WRITTEN REQUEST:
Each record below should appear again exactly as written.

== RECORDS

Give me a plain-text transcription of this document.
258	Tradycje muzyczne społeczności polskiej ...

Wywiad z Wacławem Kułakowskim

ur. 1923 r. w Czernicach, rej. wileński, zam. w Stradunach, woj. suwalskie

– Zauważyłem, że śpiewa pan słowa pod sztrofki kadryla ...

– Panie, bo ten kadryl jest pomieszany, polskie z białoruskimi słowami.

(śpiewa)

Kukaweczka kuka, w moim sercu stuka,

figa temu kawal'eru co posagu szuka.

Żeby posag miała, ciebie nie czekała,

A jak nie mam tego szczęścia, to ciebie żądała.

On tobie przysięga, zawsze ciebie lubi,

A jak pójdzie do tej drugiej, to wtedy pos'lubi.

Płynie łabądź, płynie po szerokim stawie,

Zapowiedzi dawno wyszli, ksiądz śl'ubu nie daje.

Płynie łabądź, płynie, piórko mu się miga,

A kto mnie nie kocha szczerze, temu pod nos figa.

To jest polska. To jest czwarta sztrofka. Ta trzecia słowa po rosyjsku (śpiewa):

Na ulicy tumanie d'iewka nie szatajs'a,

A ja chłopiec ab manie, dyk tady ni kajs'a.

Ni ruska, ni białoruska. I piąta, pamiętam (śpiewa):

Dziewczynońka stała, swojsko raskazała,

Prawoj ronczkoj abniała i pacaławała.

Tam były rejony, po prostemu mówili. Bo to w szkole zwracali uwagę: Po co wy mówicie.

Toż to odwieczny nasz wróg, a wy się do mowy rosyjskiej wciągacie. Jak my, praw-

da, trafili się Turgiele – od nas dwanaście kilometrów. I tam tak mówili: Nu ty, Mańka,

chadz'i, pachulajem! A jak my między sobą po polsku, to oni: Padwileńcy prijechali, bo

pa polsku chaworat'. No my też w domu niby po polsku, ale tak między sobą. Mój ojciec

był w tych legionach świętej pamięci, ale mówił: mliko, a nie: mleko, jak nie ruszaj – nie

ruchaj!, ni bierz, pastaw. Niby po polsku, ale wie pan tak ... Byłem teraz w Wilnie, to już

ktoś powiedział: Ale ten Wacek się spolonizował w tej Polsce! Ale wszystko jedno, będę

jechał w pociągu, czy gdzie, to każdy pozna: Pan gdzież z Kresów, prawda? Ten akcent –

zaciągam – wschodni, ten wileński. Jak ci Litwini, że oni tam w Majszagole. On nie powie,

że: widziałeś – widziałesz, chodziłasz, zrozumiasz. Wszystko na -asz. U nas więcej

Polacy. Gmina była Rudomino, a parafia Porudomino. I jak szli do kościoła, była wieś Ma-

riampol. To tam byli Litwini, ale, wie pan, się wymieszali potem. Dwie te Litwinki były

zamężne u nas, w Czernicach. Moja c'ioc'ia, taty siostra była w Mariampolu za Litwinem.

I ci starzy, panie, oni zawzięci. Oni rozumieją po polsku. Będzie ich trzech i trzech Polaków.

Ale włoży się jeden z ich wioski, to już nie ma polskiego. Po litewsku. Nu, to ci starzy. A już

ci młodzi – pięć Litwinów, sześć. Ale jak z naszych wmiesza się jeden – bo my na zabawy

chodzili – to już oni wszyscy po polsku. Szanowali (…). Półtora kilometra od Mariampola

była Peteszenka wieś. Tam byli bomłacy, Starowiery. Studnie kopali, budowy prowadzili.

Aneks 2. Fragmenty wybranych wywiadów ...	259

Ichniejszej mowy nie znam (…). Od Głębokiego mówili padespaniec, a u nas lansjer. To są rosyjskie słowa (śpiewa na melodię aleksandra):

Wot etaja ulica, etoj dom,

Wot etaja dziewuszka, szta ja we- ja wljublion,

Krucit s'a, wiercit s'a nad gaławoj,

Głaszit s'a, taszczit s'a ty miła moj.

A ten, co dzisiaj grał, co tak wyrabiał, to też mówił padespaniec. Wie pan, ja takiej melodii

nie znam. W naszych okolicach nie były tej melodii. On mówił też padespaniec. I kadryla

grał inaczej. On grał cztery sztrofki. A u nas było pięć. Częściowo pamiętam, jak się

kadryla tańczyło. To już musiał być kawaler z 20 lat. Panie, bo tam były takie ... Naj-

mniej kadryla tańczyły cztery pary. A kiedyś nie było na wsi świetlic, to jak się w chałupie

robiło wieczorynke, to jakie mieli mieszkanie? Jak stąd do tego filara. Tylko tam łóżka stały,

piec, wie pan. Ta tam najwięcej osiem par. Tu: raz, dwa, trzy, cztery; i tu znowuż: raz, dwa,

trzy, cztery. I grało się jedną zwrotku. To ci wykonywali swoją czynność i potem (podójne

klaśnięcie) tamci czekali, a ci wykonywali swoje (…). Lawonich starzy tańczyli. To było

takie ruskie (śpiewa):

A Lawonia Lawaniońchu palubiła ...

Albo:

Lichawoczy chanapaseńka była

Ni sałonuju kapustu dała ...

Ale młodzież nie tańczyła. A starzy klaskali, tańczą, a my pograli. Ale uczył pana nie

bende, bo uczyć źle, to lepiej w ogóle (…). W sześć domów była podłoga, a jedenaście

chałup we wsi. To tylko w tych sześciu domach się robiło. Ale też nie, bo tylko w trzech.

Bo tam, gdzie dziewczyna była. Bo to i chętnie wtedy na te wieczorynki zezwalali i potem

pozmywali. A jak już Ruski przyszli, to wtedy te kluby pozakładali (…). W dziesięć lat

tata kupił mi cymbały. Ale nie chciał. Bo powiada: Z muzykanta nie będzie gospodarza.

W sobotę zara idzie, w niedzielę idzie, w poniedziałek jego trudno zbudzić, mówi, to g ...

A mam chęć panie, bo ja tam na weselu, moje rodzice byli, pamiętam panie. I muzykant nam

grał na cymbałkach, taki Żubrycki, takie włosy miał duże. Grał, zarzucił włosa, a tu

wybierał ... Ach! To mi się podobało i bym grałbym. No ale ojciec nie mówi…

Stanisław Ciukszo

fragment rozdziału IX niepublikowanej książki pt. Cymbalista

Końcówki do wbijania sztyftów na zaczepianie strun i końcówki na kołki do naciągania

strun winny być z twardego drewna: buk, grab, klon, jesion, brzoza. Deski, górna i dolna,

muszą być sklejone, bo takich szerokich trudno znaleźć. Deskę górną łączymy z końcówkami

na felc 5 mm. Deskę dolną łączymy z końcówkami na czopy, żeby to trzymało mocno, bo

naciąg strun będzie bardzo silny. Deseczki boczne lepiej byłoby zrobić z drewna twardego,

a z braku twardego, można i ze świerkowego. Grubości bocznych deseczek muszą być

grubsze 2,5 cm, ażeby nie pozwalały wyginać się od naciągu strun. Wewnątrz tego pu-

====

ANSWER:
Give me a plain-text transcription of this document.
258	Tradycje muzyczne społeczności polskiej ...

Wywiad z Wacławem Kułakowskim

ur. 1923 r. w Czernicach, rej. wileński, zam. w Stradunach, woj. suwalskie

– Zauważyłem, że śpiewa pan słowa pod sztrofki kadryla ...

– Panie, bo ten kadryl jest pomieszany, polskie z białoruskimi słowami.

(śpiewa)

Kukaweczka kuka, w moim sercu stuka,

figa temu kawal'eru co posagu szuka.

Żeby posag miała, ciebie nie czekała,

A jak nie mam tego szczęścia, to ciebie żądała.

On tobie przysięga, zawsze ciebie lubi,

A jak pójdzie do tej drugiej, to wtedy pos'lubi.

Płynie łabądź, płynie po szerokim stawie,

Zapowiedzi dawno wyszli, ksiądz śl'ubu nie daje.

Płynie łabądź, płynie, piórko mu się miga,

A kto mnie nie kocha szczerze, temu pod nos figa.

To jest polska. To jest czwarta sztrofka. Ta trzecia słowa po rosyjsku (śpiewa):

Na ulicy tumanie d'iewka nie szatajs'a,

A ja chłopiec ab manie, dyk tady ni kajs'a.

Ni ruska, ni białoruska. I piąta, pamiętam (śpiewa):

Dziewczynońka stała, swojsko raskazała,

Prawoj ronczkoj abniała i pacaławała.

Tam były rejony, po prostemu mówili. Bo to w szkole zwracali uwagę: Po co wy mówicie.

Toż to odwieczny nasz wróg, a wy się do mowy rosyjskiej wciągacie. Jak my, praw-

da, trafili się Turgiele – od nas dwanaście kilometrów. I tam tak mówili: Nu ty, Mańka,

chadz'i, pachulajem! A jak my między sobą po polsku, to oni: Padwileńcy prijechali, bo

pa polsku chaworat'. No my też w domu niby po polsku, ale tak między sobą. Mój ojciec

był w tych legionach świętej pamięci, ale mówił: mliko, a nie: mleko, jak nie ruszaj – nie

ruchaj!, ni bierz, pastaw. Niby po polsku, ale wie pan tak ... Byłem teraz w Wilnie, to już

ktoś powiedział: Ale ten Wacek się spolonizował w tej Polsce! Ale wszystko jedno, będę

jechał w pociągu, czy gdzie, to każdy pozna: Pan gdzież z Kresów, prawda? Ten akcent –

zaciągam – wschodni, ten wileński. Jak ci Litwini, że oni tam w Majszagole. On nie powie,

że: widziałeś – widziałesz, chodziłasz, zrozumiasz. Wszystko na -asz. U nas więcej

Polacy. Gmina była Rudomino, a parafia Porudomino. I jak szli do kościoła, była wieś Ma-

riampol. To tam byli Litwini, ale, wie pan, się wymieszali potem. Dwie te Litwinki były

zamężne u nas, w Czernicach. Moja c'ioc'ia, taty siostra była w Mariampolu za Litwinem.

I ci starzy, panie, oni zawzięci. Oni rozumieją po polsku. Będzie ich trzech i trzech Polaków.

Ale włoży się jeden z ich wioski, to już nie ma polskiego. Po litewsku. Nu, to ci starzy. A już

ci młodzi – pięć Litwinów, sześć. Ale jak z naszych wmiesza się jeden – bo my na zabawy

chodzili – to już oni wszyscy po polsku. Szanowali (…). Półtora kilometra od Mariampola

była Peteszenka wieś. Tam byli bomłacy, Starowiery. Studnie kopali, budowy prowadzili.

Aneks 2. Fragmenty wybranych wywiadów ...	259

Ichniejszej mowy nie znam (…). Od Głębokiego mówili padespaniec, a u nas lansjer. To są rosyjskie słowa (śpiewa na melodię aleksandra):

Wot etaja ulica, etoj dom,

Wot etaja dziewuszka, szta ja we- ja wljublion,

Krucit s'a, wiercit s'a nad gaławoj,

Głaszit s'a, taszczit s'a ty miła moj.

A ten, co dzisiaj grał, co tak wyrabiał, to też mówił padespaniec. Wie pan, ja takiej melodii

nie znam. W naszych okolicach nie były tej melodii. On mówił też padespaniec. I kadryla

grał inaczej. On grał cztery sztrofki. A u nas było pięć. Częściowo pamiętam, jak się

kadryla tańczyło. To już musiał być kawaler z 20 lat. Panie, bo tam były takie ... Naj-

mniej kadryla tańczyły cztery pary. A kiedyś nie było na wsi świetlic, to jak się w chałupie

robiło wieczorynke, to jakie mieli mieszkanie? Jak stąd do tego filara. Tylko tam łóżka stały,

piec, wie pan. Ta tam najwięcej osiem par. Tu: raz, dwa, trzy, cztery; i tu znowuż: raz, dwa,

trzy, cztery. I grało się jedną zwrotku. To ci wykonywali swoją czynność i potem (podójne

klaśnięcie) tamci czekali, a ci wykonywali swoje (…). Lawonich starzy tańczyli. To było

takie ruskie (śpiewa):

A Lawonia Lawaniońchu palubiła ...

Albo:

Lichawoczy chanapaseńka była

Ni sałonuju kapustu dała ...

Ale młodzież nie tańczyła. A starzy klaskali, tańczą, a my pograli. Ale uczył pana nie

bende, bo uczyć źle, to lepiej w ogóle (…). W sześć domów była podłoga, a jedenaście

chałup we wsi. To tylko w tych sześciu domach się robiło. Ale też nie, bo tylko w trzech.

Bo tam, gdzie dziewczyna była. Bo to i chętnie wtedy na te wieczorynki zezwalali i potem

pozmywali. A jak już Ruski przyszli, to wtedy te kluby pozakładali (…). W dziesięć lat

tata kupił mi cymbały. Ale nie chciał. Bo powiada: Z muzykanta nie będzie gospodarza.

W sobotę zara idzie, w niedzielę idzie, w poniedziałek jego trudno zbudzić, mówi, to g ...

A mam chęć panie, bo ja tam na weselu, moje rodzice byli, pamiętam panie. I muzykant nam

grał na cymbałkach, taki Żubrycki, takie włosy miał duże. Grał, zarzucił włosa, a tu

wybierał ... Ach! To mi się podobało i bym grałbym. No ale ojciec nie mówi…

Stanisław Ciukszo

fragment rozdziału IX niepublikowanej książki pt. Cymbalista

Końcówki do wbijania sztyftów na zaczepianie strun i końcówki na kołki do naciągania

strun winny być z twardego drewna: buk, grab, klon, jesion, brzoza. Deski, górna i dolna,

muszą być sklejone, bo takich szerokich trudno znaleźć. Deskę górną łączymy z końcówkami

na felc 5 mm. Deskę dolną łączymy z końcówkami na czopy, żeby to trzymało mocno, bo

naciąg strun będzie bardzo silny. Deseczki boczne lepiej byłoby zrobić z drewna twardego,

a z braku twardego, można i ze świerkowego. Grubości bocznych deseczek muszą być

grubsze 2,5 cm, ażeby nie pozwalały wyginać się od naciągu strun. Wewnątrz tego pu-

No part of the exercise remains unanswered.